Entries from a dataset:
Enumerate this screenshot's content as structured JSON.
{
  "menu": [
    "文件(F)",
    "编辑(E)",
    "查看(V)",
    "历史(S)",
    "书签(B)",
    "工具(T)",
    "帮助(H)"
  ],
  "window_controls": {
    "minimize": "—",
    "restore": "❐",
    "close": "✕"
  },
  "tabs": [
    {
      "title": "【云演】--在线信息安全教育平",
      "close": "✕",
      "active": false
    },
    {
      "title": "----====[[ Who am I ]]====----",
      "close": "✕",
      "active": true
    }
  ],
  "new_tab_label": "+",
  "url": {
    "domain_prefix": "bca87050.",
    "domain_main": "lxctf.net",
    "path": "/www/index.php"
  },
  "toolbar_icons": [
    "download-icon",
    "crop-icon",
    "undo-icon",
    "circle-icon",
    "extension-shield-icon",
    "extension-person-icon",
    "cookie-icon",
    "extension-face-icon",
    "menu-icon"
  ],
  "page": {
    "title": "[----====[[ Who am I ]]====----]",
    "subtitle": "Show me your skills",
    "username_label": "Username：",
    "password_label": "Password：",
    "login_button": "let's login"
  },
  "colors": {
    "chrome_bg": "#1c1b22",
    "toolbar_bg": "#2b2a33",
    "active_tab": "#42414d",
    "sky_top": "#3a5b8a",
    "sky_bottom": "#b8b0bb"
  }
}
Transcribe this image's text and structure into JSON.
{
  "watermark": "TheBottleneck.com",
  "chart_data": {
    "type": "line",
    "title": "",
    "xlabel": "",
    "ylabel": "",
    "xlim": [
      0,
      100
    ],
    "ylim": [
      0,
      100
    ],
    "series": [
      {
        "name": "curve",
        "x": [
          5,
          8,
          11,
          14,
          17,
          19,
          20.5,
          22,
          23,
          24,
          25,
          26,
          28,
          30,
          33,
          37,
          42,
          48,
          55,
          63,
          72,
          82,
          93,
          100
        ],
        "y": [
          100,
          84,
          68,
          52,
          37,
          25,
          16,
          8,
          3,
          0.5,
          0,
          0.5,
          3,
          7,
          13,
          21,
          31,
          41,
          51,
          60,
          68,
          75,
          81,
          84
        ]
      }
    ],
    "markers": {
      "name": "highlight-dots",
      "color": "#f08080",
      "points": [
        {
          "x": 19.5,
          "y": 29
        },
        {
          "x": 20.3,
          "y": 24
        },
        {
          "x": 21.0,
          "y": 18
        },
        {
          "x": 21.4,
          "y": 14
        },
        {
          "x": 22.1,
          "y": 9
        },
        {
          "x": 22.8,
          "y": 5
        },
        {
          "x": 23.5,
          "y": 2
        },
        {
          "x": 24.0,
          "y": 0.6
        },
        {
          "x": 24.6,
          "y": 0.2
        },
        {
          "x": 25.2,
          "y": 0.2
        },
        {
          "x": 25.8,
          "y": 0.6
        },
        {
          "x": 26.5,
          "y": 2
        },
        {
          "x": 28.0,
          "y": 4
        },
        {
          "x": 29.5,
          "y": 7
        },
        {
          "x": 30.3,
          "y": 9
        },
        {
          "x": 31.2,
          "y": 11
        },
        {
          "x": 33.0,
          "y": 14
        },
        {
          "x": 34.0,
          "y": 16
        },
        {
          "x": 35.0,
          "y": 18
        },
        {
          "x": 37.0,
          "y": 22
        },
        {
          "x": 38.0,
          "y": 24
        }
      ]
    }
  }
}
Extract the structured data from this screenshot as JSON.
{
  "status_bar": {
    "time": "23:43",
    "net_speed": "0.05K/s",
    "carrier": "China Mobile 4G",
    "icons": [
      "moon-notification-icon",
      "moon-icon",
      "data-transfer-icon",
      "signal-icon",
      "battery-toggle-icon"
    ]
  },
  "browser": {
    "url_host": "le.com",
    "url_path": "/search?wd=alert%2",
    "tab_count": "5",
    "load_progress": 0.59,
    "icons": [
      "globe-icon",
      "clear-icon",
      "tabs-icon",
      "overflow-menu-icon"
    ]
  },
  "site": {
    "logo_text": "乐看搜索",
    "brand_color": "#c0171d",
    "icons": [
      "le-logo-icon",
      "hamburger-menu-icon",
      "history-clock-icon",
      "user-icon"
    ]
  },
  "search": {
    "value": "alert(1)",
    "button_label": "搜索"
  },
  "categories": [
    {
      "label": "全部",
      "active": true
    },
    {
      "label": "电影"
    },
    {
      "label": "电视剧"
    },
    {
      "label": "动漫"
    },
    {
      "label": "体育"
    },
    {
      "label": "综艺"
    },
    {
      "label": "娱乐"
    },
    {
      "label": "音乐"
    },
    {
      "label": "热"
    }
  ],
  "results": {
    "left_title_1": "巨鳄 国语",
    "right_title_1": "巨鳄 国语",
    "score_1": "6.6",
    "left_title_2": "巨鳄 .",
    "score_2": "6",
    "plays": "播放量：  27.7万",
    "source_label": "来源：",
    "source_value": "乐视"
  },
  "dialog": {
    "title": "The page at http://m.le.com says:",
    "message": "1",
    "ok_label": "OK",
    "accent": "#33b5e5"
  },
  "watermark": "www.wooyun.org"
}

# SET PROBLEM
Extract every line containing the string "this" from the data above.

# RESULT OF THE TASK
Enumerate this screenshot's content as structured JSON.
Transcribe this image's text and structure into JSON.
Extract the structured data from this screenshot as JSON.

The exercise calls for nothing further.